## BEGIN Records for the task
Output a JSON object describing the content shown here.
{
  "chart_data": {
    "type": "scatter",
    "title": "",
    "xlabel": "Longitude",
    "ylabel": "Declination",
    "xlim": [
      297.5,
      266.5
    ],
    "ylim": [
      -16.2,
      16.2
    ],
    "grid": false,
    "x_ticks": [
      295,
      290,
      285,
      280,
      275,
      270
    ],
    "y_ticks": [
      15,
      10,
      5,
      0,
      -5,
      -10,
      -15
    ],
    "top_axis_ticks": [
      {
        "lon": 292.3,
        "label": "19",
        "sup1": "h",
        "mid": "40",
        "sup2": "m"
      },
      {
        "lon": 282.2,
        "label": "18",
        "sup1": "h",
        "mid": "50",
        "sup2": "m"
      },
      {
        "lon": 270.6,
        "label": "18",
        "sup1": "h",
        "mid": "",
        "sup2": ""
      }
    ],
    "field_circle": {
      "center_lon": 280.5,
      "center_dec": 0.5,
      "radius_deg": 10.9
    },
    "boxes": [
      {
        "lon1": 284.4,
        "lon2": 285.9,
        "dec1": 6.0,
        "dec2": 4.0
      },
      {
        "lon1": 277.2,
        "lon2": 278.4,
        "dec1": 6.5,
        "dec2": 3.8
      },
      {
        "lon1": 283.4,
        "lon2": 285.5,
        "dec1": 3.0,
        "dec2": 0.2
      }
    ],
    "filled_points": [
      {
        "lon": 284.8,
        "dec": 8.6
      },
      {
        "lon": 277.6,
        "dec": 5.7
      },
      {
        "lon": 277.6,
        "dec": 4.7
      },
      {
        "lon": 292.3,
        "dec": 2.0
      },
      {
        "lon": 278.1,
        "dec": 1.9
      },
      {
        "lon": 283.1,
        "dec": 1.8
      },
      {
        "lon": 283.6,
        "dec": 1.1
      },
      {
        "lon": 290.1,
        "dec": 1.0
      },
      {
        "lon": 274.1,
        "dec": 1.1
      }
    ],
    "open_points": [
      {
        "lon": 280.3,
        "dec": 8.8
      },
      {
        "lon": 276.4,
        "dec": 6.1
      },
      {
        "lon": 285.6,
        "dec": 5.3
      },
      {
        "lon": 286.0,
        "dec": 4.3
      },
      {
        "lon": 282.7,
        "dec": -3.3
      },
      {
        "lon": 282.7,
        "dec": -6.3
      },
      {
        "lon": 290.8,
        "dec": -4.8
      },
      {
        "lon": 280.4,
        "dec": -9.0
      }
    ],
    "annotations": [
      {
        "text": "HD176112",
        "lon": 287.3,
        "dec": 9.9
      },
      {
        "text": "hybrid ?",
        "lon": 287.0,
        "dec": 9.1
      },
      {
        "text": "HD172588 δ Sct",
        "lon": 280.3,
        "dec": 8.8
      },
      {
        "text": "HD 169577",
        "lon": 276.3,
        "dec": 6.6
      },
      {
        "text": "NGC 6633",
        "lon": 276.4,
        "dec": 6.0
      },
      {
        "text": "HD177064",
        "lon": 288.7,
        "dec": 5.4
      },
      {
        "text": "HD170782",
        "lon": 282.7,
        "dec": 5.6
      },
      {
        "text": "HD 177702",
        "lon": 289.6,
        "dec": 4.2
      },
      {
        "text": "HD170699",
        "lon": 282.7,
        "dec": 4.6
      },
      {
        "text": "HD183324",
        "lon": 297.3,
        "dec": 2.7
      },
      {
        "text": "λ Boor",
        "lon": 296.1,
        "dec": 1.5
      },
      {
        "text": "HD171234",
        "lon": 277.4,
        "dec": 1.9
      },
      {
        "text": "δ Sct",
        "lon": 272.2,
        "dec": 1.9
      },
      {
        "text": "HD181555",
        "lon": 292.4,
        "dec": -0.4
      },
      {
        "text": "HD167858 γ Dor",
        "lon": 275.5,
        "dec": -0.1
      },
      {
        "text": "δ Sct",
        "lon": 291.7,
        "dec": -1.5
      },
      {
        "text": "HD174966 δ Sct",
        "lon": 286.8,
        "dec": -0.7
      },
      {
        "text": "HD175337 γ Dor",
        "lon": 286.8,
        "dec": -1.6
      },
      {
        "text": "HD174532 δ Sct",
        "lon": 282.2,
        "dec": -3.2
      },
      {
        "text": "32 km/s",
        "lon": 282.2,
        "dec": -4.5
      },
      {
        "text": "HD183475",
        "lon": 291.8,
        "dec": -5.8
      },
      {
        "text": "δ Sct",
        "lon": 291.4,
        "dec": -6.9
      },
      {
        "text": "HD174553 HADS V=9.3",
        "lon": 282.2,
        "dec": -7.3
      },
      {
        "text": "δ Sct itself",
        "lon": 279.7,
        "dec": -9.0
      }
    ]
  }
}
## END Records for the task
What is asked:
Set down the listing above in full, please, exactly as it appears.

Complete response:
Output a JSON object describing the content shown here.
{
  "chart_data": {
    "type": "scatter",
    "title": "",
    "xlabel": "Longitude",
    "ylabel": "Declination",
    "xlim": [
      297.5,
      266.5
    ],
    "ylim": [
      -16.2,
      16.2
    ],
    "grid": false,
    "x_ticks": [
      295,
      290,
      285,
      280,
      275,
      270
    ],
    "y_ticks": [
      15,
      10,
      5,
      0,
      -5,
      -10,
      -15
    ],
    "top_axis_ticks": [
      {
        "lon": 292.3,
        "label": "19",
        "sup1": "h",
        "mid": "40",
        "sup2": "m"
      },
      {
        "lon": 282.2,
        "label": "18",
        "sup1": "h",
        "mid": "50",
        "sup2": "m"
      },
      {
        "lon": 270.6,
        "label": "18",
        "sup1": "h",
        "mid": "",
        "sup2": ""
      }
    ],
    "field_circle": {
      "center_lon": 280.5,
      "center_dec": 0.5,
      "radius_deg": 10.9
    },
    "boxes": [
      {
        "lon1": 284.4,
        "lon2": 285.9,
        "dec1": 6.0,
        "dec2": 4.0
      },
      {
        "lon1": 277.2,
        "lon2": 278.4,
        "dec1": 6.5,
        "dec2": 3.8
      },
      {
        "lon1": 283.4,
        "lon2": 285.5,
        "dec1": 3.0,
        "dec2": 0.2
      }
    ],
    "filled_points": [
      {
        "lon": 284.8,
        "dec": 8.6
      },
      {
        "lon": 277.6,
        "dec": 5.7
      },
      {
        "lon": 277.6,
        "dec": 4.7
      },
      {
        "lon": 292.3,
        "dec": 2.0
      },
      {
        "lon": 278.1,
        "dec": 1.9
      },
      {
        "lon": 283.1,
        "dec": 1.8
      },
      {
        "lon": 283.6,
        "dec": 1.1
      },
      {
        "lon": 290.1,
        "dec": 1.0
      },
      {
        "lon": 274.1,
        "dec": 1.1
      }
    ],
    "open_points": [
      {
        "lon": 280.3,
        "dec": 8.8
      },
      {
        "lon": 276.4,
        "dec": 6.1
      },
      {
        "lon": 285.6,
        "dec": 5.3
      },
      {
        "lon": 286.0,
        "dec": 4.3
      },
      {
        "lon": 282.7,
        "dec": -3.3
      },
      {
        "lon": 282.7,
        "dec": -6.3
      },
      {
        "lon": 290.8,
        "dec": -4.8
      },
      {
        "lon": 280.4,
        "dec": -9.0
      }
    ],
    "annotations": [
      {
        "text": "HD176112",
        "lon": 287.3,
        "dec": 9.9
      },
      {
        "text": "hybrid ?",
        "lon": 287.0,
        "dec": 9.1
      },
      {
        "text": "HD172588 δ Sct",
        "lon": 280.3,
        "dec": 8.8
      },
      {
        "text": "HD 169577",
        "lon": 276.3,
        "dec": 6.6
      },
      {
        "text": "NGC 6633",
        "lon": 276.4,
        "dec": 6.0
      },
      {
        "text": "HD177064",
        "lon": 288.7,
        "dec": 5.4
      },
      {
        "text": "HD170782",
        "lon": 282.7,
        "dec": 5.6
      },
      {
        "text": "HD 177702",
        "lon": 289.6,
        "dec": 4.2
      },
      {
        "text": "HD170699",
        "lon": 282.7,
        "dec": 4.6
      },
      {
        "text": "HD183324",
        "lon": 297.3,
        "dec": 2.7
      },
      {
        "text": "λ Boor",
        "lon": 296.1,
        "dec": 1.5
      },
      {
        "text": "HD171234",
        "lon": 277.4,
        "dec": 1.9
      },
      {
        "text": "δ Sct",
        "lon": 272.2,
        "dec": 1.9
      },
      {
        "text": "HD181555",
        "lon": 292.4,
        "dec": -0.4
      },
      {
        "text": "HD167858 γ Dor",
        "lon": 275.5,
        "dec": -0.1
      },
      {
        "text": "δ Sct",
        "lon": 291.7,
        "dec": -1.5
      },
      {
        "text": "HD174966 δ Sct",
        "lon": 286.8,
        "dec": -0.7
      },
      {
        "text": "HD175337 γ Dor",
        "lon": 286.8,
        "dec": -1.6
      },
      {
        "text": "HD174532 δ Sct",
        "lon": 282.2,
        "dec": -3.2
      },
      {
        "text": "32 km/s",
        "lon": 282.2,
        "dec": -4.5
      },
      {
        "text": "HD183475",
        "lon": 291.8,
        "dec": -5.8
      },
      {
        "text": "δ Sct",
        "lon": 291.4,
        "dec": -6.9
      },
      {
        "text": "HD174553 HADS V=9.3",
        "lon": 282.2,
        "dec": -7.3
      },
      {
        "text": "δ Sct itself",
        "lon": 279.7,
        "dec": -9.0
      }
    ]
  }
}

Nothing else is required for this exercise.